YOUR OBJECTIVE: Only the number is wanted: how many lines contain the string "above"?

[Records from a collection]

=-=-=

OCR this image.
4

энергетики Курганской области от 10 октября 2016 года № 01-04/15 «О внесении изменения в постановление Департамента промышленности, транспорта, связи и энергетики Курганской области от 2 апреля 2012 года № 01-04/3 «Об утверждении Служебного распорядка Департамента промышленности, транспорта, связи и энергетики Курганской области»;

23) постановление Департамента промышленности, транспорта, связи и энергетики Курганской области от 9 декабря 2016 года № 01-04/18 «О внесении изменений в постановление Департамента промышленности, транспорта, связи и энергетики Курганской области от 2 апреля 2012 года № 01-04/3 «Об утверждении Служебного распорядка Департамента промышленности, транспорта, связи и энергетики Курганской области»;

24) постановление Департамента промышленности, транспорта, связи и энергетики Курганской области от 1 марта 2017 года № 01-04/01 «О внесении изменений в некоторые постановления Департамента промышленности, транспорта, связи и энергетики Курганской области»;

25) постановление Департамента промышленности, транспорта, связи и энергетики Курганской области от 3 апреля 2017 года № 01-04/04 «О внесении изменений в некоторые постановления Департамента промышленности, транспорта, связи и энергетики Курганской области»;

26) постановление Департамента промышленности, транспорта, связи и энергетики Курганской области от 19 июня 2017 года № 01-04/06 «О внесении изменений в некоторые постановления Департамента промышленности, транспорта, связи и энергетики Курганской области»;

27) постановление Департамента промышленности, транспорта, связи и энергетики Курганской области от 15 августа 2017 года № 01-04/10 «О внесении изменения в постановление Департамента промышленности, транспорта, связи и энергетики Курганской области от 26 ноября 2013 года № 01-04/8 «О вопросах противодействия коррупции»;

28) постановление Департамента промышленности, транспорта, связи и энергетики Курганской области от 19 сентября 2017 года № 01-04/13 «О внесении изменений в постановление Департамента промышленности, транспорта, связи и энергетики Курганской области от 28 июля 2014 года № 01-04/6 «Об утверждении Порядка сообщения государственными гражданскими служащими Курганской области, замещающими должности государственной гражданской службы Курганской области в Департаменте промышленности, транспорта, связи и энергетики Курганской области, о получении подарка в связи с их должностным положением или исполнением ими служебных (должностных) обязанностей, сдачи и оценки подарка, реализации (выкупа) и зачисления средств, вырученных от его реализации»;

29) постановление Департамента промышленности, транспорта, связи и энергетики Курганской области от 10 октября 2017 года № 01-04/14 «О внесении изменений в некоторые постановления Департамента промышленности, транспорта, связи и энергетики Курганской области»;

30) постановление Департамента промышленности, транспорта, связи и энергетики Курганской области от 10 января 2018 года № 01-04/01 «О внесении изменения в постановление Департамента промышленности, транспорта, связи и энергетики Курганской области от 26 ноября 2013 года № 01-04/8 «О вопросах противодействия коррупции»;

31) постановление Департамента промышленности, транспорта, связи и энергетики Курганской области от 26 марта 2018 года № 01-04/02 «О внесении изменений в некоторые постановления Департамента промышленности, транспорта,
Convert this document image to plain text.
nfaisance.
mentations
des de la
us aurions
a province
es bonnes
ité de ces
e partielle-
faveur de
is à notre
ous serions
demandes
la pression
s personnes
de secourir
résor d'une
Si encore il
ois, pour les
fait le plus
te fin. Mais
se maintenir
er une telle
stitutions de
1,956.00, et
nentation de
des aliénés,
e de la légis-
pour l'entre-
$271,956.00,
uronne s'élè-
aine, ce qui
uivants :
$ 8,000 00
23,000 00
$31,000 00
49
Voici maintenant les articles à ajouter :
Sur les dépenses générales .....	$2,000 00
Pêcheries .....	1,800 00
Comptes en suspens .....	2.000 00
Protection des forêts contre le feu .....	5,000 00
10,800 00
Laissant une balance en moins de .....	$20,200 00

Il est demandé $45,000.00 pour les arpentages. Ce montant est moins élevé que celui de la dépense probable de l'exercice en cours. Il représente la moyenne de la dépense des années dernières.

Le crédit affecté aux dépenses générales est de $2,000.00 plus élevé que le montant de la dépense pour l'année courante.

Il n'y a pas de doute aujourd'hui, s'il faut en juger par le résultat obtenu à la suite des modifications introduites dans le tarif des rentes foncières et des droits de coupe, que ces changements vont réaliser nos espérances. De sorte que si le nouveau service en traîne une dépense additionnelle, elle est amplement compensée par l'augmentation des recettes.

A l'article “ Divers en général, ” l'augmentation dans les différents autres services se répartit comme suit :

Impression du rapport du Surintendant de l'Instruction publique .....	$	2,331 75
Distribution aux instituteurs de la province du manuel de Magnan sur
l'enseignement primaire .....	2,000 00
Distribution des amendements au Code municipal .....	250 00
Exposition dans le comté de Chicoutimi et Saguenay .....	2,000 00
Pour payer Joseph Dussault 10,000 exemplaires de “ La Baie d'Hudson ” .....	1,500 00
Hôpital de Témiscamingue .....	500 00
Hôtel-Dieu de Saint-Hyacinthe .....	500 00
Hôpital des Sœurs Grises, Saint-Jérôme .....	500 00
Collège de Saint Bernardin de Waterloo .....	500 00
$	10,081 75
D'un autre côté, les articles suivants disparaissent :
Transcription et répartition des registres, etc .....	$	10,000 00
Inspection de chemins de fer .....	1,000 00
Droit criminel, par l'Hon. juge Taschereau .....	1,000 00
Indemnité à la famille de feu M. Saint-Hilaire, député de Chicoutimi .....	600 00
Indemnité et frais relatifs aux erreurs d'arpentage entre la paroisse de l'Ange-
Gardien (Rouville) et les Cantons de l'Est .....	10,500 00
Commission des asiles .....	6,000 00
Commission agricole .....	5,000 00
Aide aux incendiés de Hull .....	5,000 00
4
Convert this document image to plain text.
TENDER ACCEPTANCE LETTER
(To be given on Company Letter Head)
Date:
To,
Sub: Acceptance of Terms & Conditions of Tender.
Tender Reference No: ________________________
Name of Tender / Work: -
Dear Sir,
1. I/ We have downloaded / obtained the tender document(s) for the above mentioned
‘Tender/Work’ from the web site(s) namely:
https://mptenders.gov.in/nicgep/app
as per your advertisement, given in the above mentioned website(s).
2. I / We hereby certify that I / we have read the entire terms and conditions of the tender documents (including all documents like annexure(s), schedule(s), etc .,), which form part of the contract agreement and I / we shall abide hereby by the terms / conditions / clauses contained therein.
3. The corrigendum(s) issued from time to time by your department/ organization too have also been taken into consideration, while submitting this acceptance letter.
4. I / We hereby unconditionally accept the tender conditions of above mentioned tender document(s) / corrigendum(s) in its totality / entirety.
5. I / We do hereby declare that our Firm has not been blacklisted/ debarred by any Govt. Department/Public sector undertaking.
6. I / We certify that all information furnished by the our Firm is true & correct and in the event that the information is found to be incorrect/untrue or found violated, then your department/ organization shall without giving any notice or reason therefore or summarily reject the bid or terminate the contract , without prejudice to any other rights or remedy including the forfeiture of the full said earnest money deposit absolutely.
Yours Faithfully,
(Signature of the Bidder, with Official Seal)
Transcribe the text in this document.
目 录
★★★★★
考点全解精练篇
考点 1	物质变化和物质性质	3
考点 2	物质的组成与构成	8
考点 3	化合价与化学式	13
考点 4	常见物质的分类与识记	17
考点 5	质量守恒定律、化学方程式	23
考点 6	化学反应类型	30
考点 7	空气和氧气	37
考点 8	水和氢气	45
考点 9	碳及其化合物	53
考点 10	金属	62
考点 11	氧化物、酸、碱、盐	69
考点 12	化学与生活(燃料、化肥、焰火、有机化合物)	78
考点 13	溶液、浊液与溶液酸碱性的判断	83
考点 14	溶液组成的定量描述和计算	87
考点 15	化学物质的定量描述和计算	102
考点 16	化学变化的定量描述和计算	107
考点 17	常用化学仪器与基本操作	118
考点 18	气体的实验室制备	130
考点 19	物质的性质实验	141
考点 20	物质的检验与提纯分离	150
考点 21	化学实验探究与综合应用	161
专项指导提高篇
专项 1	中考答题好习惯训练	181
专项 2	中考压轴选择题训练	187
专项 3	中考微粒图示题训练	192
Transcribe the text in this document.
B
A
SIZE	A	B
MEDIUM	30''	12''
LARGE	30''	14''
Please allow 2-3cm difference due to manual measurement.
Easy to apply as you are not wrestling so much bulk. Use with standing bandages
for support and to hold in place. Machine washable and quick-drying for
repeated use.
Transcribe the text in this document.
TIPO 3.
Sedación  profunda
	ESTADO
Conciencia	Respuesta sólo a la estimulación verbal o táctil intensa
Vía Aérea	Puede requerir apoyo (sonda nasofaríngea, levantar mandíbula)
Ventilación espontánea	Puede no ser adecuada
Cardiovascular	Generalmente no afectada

=-=-=

SOLUTION: 3